Problem description:
Pick out each line in these entries that contains the string "Intelligent".

══════════

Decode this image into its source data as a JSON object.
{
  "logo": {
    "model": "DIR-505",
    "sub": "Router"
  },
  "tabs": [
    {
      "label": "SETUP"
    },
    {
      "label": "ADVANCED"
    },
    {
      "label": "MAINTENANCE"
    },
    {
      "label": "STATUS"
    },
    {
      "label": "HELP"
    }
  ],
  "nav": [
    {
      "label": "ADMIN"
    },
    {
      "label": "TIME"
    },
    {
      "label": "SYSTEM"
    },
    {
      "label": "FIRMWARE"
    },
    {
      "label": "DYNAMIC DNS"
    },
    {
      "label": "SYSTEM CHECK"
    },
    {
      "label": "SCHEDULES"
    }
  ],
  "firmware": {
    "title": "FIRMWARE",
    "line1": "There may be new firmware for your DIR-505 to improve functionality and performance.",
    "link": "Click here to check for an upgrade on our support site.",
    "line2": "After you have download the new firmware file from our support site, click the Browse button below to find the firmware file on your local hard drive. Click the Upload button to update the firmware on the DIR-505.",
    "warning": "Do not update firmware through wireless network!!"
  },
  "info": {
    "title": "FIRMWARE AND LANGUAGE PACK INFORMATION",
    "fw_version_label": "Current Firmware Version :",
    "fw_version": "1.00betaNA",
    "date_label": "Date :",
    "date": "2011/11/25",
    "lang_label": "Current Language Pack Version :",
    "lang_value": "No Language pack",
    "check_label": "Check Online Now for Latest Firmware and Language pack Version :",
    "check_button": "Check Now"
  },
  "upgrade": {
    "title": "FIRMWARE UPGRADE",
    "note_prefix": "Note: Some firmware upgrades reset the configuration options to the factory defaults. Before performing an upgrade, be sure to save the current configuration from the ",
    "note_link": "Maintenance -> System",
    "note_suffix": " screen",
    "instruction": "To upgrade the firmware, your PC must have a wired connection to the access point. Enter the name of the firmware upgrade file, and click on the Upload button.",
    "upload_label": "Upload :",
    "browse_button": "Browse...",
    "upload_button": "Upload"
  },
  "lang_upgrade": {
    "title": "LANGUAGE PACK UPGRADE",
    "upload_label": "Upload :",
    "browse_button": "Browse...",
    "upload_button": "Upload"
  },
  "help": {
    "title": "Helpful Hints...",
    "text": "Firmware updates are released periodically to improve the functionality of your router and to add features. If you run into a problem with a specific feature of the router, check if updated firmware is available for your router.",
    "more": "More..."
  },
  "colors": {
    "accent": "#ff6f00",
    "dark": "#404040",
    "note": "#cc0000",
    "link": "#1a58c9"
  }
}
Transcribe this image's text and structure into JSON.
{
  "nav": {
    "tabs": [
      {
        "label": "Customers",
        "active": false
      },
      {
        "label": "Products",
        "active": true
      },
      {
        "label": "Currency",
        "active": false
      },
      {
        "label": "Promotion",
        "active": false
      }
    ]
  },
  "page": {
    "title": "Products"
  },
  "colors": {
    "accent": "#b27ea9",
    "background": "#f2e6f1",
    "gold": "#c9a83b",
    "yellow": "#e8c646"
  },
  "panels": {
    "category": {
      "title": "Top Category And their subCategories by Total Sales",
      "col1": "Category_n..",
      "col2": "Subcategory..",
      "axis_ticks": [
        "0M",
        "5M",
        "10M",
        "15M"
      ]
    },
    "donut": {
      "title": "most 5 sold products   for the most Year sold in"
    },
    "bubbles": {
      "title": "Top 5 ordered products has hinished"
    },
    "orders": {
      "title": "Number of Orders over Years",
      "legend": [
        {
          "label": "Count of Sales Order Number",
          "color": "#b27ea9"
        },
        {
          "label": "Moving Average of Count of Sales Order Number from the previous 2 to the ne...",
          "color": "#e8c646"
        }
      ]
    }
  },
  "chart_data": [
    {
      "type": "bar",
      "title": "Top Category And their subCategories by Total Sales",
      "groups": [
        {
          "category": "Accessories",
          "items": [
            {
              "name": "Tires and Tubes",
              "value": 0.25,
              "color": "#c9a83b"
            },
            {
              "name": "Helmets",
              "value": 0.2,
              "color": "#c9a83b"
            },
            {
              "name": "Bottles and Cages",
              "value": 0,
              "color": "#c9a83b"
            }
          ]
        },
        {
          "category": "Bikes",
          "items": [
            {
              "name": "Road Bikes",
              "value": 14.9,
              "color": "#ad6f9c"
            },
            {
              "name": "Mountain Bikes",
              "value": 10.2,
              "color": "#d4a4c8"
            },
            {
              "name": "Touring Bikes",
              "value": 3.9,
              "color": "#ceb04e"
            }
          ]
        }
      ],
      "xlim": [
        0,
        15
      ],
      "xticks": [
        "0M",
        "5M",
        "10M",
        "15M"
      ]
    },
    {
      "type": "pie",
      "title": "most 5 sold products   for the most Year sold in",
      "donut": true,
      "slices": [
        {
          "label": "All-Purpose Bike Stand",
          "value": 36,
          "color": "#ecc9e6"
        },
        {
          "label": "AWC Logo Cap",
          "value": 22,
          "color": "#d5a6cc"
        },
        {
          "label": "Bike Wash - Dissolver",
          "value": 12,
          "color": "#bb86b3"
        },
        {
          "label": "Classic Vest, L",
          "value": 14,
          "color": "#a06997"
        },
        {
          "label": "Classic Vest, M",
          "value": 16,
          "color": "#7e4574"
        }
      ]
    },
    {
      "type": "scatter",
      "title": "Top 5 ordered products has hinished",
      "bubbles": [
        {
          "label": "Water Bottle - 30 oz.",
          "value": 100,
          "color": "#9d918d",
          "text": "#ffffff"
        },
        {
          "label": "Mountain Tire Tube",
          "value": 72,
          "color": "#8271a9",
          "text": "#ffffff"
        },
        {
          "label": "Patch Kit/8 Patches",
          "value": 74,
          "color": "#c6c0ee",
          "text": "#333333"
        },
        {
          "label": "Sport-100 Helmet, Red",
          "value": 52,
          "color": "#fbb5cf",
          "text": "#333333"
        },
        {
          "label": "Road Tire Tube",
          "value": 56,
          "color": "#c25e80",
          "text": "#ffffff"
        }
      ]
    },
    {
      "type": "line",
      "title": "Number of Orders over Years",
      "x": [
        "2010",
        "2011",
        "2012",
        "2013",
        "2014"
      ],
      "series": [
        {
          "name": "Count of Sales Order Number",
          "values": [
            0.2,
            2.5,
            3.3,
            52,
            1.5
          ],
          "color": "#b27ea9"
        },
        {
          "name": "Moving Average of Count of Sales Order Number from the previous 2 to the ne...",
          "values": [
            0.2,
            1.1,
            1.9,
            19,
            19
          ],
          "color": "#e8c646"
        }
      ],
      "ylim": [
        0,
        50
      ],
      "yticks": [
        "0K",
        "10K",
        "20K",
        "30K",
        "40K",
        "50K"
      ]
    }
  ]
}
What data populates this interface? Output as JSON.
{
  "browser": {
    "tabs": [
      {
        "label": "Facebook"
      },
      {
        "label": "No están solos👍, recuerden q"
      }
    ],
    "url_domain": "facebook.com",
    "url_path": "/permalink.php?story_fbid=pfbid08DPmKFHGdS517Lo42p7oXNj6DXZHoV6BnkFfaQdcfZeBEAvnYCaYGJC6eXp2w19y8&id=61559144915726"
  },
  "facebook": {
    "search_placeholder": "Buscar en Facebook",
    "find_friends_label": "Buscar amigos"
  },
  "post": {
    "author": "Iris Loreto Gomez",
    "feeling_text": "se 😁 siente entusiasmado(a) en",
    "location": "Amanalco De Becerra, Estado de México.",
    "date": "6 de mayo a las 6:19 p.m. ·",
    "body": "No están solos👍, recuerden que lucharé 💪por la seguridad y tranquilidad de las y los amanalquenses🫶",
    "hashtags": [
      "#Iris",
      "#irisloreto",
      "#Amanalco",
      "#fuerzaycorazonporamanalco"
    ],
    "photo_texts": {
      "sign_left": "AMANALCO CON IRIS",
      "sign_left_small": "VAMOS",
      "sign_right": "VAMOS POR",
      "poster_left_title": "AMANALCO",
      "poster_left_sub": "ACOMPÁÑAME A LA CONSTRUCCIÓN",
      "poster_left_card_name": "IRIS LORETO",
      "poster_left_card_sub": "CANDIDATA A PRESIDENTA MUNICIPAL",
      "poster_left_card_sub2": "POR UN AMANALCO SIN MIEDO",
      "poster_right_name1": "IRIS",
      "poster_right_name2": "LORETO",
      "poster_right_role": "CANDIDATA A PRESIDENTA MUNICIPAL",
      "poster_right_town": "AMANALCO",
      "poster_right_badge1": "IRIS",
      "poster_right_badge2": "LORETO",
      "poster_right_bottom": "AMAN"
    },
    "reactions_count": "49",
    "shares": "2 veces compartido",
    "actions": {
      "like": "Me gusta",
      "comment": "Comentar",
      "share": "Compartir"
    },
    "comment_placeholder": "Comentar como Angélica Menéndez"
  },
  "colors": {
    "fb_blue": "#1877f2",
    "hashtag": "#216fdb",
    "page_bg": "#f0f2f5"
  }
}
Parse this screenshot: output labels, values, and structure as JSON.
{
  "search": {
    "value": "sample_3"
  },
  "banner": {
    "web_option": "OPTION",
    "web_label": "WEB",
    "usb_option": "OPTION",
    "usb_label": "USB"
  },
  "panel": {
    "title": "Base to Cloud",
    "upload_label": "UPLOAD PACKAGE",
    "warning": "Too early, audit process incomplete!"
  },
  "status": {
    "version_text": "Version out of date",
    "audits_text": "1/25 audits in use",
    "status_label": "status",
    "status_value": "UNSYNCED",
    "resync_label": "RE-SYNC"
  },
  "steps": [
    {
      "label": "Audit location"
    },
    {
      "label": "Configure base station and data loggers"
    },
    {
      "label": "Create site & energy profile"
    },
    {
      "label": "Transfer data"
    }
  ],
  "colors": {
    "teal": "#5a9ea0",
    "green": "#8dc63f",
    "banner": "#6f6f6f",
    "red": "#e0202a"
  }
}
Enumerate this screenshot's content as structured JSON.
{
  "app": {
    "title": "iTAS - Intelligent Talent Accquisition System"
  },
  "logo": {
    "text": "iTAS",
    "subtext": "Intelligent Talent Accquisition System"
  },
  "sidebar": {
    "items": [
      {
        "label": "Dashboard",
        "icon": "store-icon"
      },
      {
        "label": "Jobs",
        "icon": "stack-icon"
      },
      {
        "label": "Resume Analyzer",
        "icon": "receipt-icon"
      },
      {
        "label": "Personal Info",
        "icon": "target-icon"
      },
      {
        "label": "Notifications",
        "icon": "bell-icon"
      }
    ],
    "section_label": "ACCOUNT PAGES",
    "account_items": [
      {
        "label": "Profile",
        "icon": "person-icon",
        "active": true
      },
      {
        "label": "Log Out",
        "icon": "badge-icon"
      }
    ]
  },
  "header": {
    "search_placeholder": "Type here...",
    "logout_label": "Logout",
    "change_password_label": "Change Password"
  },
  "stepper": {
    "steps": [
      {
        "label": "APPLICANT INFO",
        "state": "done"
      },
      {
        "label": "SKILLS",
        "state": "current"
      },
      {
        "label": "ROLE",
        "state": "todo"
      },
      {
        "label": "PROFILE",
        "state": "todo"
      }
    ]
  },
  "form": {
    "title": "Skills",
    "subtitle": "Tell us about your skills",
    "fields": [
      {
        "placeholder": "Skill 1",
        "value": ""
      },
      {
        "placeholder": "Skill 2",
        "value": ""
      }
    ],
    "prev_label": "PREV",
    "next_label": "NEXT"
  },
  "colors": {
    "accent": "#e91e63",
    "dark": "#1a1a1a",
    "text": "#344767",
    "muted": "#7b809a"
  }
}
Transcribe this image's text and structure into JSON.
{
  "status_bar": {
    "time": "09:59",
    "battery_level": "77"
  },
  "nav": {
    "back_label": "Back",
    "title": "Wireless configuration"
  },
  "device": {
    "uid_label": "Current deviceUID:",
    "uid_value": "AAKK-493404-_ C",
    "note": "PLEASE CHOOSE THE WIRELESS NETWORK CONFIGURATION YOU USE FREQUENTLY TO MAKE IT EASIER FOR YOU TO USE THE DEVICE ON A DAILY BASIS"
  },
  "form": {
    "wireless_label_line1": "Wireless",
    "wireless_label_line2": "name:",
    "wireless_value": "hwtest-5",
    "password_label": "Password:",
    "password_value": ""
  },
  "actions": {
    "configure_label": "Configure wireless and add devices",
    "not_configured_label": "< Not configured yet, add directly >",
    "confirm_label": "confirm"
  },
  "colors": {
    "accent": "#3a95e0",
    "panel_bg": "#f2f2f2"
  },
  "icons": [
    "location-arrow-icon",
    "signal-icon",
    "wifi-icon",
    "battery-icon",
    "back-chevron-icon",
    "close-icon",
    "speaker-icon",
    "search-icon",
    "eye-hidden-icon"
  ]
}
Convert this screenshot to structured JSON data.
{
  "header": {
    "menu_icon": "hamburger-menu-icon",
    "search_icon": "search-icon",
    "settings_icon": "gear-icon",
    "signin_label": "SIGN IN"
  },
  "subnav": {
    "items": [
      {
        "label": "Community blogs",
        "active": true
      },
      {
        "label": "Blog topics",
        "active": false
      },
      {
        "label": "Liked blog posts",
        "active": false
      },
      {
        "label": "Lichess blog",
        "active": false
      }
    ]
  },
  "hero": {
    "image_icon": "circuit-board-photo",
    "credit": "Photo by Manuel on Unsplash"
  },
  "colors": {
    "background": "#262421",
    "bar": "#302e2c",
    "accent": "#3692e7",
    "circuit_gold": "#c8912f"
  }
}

══════════

Exercise response:
    "title": "iTAS - Intelligent Talent Accquisition System"
    "subtext": "Intelligent Talent Accquisition System"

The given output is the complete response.